- [WHAT YOU NEED TO DO]: Keep only the lines where "Visit" appears.

—————

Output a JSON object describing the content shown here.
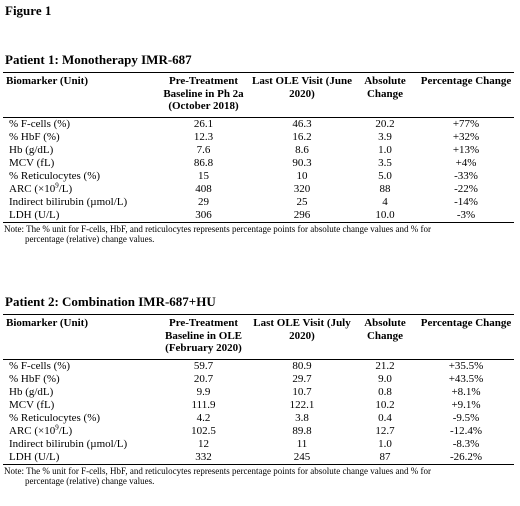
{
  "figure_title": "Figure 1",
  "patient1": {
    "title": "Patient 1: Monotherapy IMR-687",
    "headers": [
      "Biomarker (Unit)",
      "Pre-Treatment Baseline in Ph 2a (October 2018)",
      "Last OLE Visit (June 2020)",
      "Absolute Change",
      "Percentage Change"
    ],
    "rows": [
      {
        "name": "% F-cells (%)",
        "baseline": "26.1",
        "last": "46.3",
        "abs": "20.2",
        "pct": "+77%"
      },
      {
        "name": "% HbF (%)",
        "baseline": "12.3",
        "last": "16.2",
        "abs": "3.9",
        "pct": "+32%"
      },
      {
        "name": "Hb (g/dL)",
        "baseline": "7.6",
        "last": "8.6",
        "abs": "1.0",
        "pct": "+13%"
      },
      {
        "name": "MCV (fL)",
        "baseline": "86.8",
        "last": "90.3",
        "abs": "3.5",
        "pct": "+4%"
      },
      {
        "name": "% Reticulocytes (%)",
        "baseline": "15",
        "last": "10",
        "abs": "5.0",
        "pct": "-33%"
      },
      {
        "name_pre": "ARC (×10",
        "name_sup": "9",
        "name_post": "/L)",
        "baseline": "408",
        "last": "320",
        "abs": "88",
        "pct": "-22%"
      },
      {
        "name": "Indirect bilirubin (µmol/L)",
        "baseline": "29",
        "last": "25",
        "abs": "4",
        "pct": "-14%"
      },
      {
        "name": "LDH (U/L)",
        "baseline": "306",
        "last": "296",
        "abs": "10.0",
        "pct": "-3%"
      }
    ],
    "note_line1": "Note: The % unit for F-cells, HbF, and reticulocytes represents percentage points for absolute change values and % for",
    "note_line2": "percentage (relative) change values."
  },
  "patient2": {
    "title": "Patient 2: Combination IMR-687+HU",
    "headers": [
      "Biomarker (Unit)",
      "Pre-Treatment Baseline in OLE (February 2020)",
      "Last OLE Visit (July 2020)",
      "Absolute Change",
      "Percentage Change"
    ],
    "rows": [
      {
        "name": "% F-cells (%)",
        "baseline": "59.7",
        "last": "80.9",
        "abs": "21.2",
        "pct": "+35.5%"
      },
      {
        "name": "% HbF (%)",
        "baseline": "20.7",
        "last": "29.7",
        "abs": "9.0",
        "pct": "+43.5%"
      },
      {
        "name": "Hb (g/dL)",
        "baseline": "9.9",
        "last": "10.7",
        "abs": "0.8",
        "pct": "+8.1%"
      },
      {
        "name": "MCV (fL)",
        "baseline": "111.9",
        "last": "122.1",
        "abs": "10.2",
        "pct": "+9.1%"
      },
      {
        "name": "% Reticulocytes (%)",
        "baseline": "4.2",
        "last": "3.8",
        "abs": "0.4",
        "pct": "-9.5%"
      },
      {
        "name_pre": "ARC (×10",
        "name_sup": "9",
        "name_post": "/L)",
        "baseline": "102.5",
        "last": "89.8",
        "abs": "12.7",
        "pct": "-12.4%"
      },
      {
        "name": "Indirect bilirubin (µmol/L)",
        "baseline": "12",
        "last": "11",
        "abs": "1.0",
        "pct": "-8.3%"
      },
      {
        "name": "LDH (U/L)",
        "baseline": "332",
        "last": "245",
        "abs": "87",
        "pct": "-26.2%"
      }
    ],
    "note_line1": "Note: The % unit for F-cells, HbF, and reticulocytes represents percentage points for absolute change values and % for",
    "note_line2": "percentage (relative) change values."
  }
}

—————

- [SOLUTION FOR THIS PROBLEM]:
      "Last OLE Visit (June 2020)",
      "Last OLE Visit (July 2020)",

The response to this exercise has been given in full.